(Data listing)
────────────────────
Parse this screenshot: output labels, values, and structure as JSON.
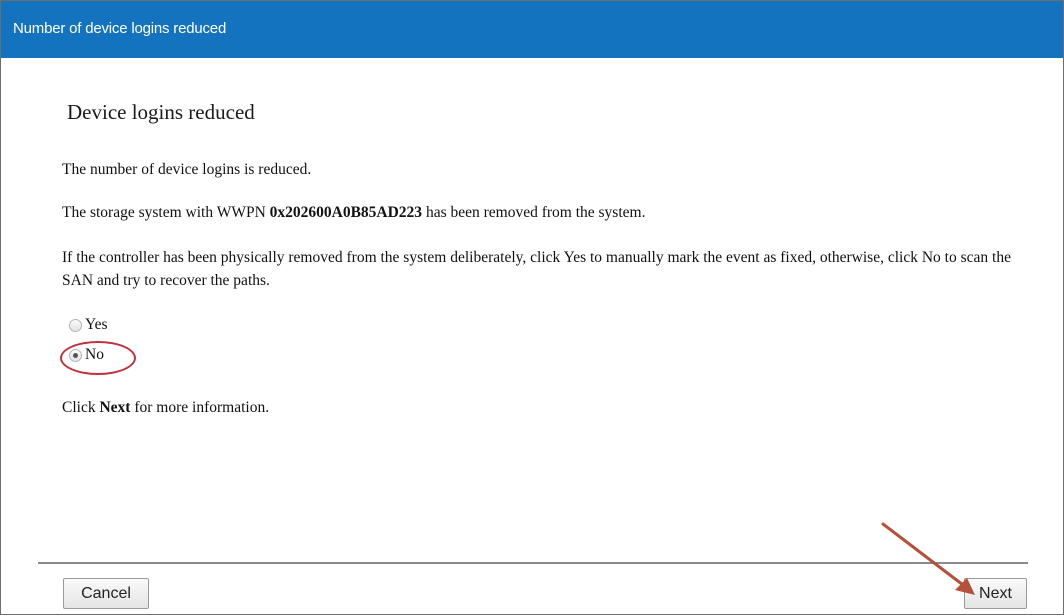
{
  "window": {
    "title": "Number of device logins reduced"
  },
  "content": {
    "heading": "Device logins reduced",
    "line1": "The number of device logins is reduced.",
    "line2_prefix": "The storage system with WWPN ",
    "wwpn": "0x202600A0B85AD223",
    "line2_suffix": " has been removed from the system.",
    "line3": "If the controller has been physically removed from the system deliberately, click Yes to manually mark the event as fixed, otherwise, click No to scan the SAN and try to recover the paths.",
    "line4_prefix": "Click ",
    "line4_bold": "Next",
    "line4_suffix": " for more information."
  },
  "options": {
    "yes_label": "Yes",
    "no_label": "No",
    "selected": "No"
  },
  "footer": {
    "cancel_label": "Cancel",
    "next_label": "Next"
  },
  "colors": {
    "titlebar": "#1473bf",
    "annotation": "#c0303a",
    "arrow": "#b5503a"
  }
}
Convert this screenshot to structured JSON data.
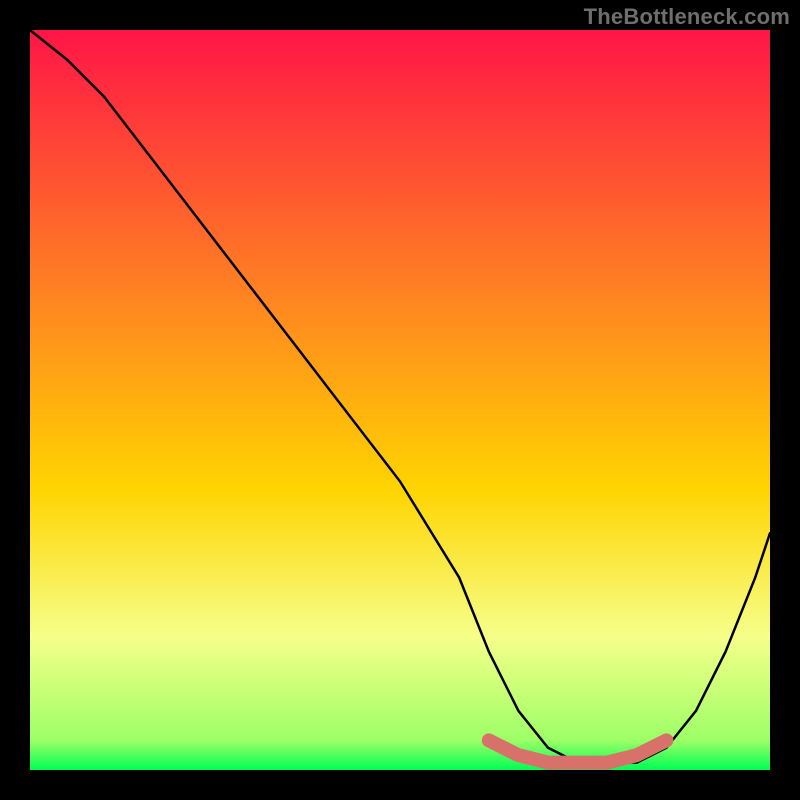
{
  "watermark": "TheBottleneck.com",
  "colors": {
    "gradient_top": "#ff1546",
    "gradient_mid": "#ffd400",
    "gradient_low": "#f6ff8a",
    "gradient_bottom": "#00ff55",
    "curve": "#000000",
    "highlight": "#d9716b",
    "frame": "#000000"
  },
  "chart_data": {
    "type": "line",
    "title": "",
    "xlabel": "",
    "ylabel": "",
    "xlim": [
      0,
      100
    ],
    "ylim": [
      0,
      100
    ],
    "series": [
      {
        "name": "bottleneck-curve",
        "x": [
          0,
          5,
          10,
          20,
          30,
          40,
          50,
          58,
          62,
          66,
          70,
          74,
          78,
          82,
          86,
          90,
          94,
          98,
          100
        ],
        "values": [
          100,
          96,
          91,
          78,
          65,
          52,
          39,
          26,
          16,
          8,
          3,
          1,
          1,
          1,
          3,
          8,
          16,
          26,
          32
        ]
      }
    ],
    "highlight_segment": {
      "name": "optimal-range",
      "x": [
        62,
        66,
        70,
        74,
        78,
        82,
        86
      ],
      "values": [
        4,
        2,
        1,
        1,
        1,
        2,
        4
      ]
    }
  }
}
────────────────────
**Set exercise**: Copy out all the data exactly; skip the pictures.

**Solution to the problem**:
Parse this screenshot: output labels, values, and structure as JSON.
{
  "window": {
    "title": "Number of device logins reduced"
  },
  "content": {
    "heading": "Device logins reduced",
    "line1": "The number of device logins is reduced.",
    "line2_prefix": "The storage system with WWPN ",
    "wwpn": "0x202600A0B85AD223",
    "line2_suffix": " has been removed from the system.",
    "line3": "If the controller has been physically removed from the system deliberately, click Yes to manually mark the event as fixed, otherwise, click No to scan the SAN and try to recover the paths.",
    "line4_prefix": "Click ",
    "line4_bold": "Next",
    "line4_suffix": " for more information."
  },
  "options": {
    "yes_label": "Yes",
    "no_label": "No",
    "selected": "No"
  },
  "footer": {
    "cancel_label": "Cancel",
    "next_label": "Next"
  },
  "colors": {
    "titlebar": "#1473bf",
    "annotation": "#c0303a",
    "arrow": "#b5503a"
  }
}
Convert this screenshot to structured JSON data.
{
  "watermark": "TheBottleneck.com",
  "colors": {
    "gradient_top": "#ff1546",
    "gradient_mid": "#ffd400",
    "gradient_low": "#f6ff8a",
    "gradient_bottom": "#00ff55",
    "curve": "#000000",
    "highlight": "#d9716b",
    "frame": "#000000"
  },
  "chart_data": {
    "type": "line",
    "title": "",
    "xlabel": "",
    "ylabel": "",
    "xlim": [
      0,
      100
    ],
    "ylim": [
      0,
      100
    ],
    "series": [
      {
        "name": "bottleneck-curve",
        "x": [
          0,
          5,
          10,
          20,
          30,
          40,
          50,
          58,
          62,
          66,
          70,
          74,
          78,
          82,
          86,
          90,
          94,
          98,
          100
        ],
        "values": [
          100,
          96,
          91,
          78,
          65,
          52,
          39,
          26,
          16,
          8,
          3,
          1,
          1,
          1,
          3,
          8,
          16,
          26,
          32
        ]
      }
    ],
    "highlight_segment": {
      "name": "optimal-range",
      "x": [
        62,
        66,
        70,
        74,
        78,
        82,
        86
      ],
      "values": [
        4,
        2,
        1,
        1,
        1,
        2,
        4
      ]
    }
  }
}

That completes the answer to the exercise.